Collected data
↓↓↓

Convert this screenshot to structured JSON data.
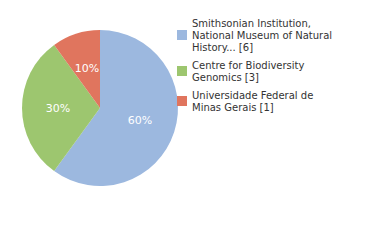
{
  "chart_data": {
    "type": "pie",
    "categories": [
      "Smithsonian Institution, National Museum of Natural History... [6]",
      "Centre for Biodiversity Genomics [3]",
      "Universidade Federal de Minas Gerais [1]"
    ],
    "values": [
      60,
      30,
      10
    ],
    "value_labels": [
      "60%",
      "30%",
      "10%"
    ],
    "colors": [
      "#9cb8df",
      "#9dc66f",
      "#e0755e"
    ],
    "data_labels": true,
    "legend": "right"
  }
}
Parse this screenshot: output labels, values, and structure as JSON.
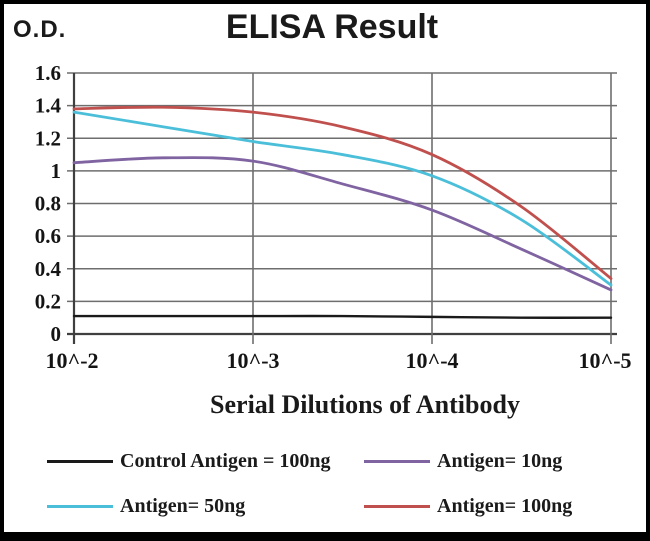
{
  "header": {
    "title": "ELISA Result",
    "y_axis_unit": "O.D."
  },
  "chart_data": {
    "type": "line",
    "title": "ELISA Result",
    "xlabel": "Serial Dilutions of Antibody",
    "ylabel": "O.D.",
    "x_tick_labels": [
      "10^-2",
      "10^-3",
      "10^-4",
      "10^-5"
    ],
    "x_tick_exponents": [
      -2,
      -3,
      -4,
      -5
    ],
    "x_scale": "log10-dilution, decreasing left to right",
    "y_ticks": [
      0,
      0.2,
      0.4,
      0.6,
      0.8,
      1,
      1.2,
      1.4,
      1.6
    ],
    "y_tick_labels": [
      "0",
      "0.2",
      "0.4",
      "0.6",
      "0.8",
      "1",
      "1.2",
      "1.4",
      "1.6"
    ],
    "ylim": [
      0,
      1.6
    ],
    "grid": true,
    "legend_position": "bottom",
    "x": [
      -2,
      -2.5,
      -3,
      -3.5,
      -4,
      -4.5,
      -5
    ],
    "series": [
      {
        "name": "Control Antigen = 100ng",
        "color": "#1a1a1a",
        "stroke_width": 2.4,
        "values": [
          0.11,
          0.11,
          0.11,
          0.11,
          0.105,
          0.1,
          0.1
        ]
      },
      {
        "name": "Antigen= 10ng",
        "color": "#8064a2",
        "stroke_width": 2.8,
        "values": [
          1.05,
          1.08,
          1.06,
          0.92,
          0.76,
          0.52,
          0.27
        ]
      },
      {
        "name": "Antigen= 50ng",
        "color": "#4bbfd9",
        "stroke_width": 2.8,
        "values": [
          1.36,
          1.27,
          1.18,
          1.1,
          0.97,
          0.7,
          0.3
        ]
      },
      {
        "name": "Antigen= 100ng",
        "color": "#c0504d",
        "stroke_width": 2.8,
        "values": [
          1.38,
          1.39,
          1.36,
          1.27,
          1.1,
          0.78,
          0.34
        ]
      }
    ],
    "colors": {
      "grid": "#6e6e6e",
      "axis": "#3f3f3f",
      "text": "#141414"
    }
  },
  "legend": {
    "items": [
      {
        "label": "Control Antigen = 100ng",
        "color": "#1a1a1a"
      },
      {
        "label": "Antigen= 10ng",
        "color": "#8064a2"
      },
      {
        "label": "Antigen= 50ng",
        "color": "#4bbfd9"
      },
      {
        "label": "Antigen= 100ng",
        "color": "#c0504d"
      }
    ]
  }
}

↑↑↑

Find every line in the records that has the string "right", then state how many there are and nothing else.

2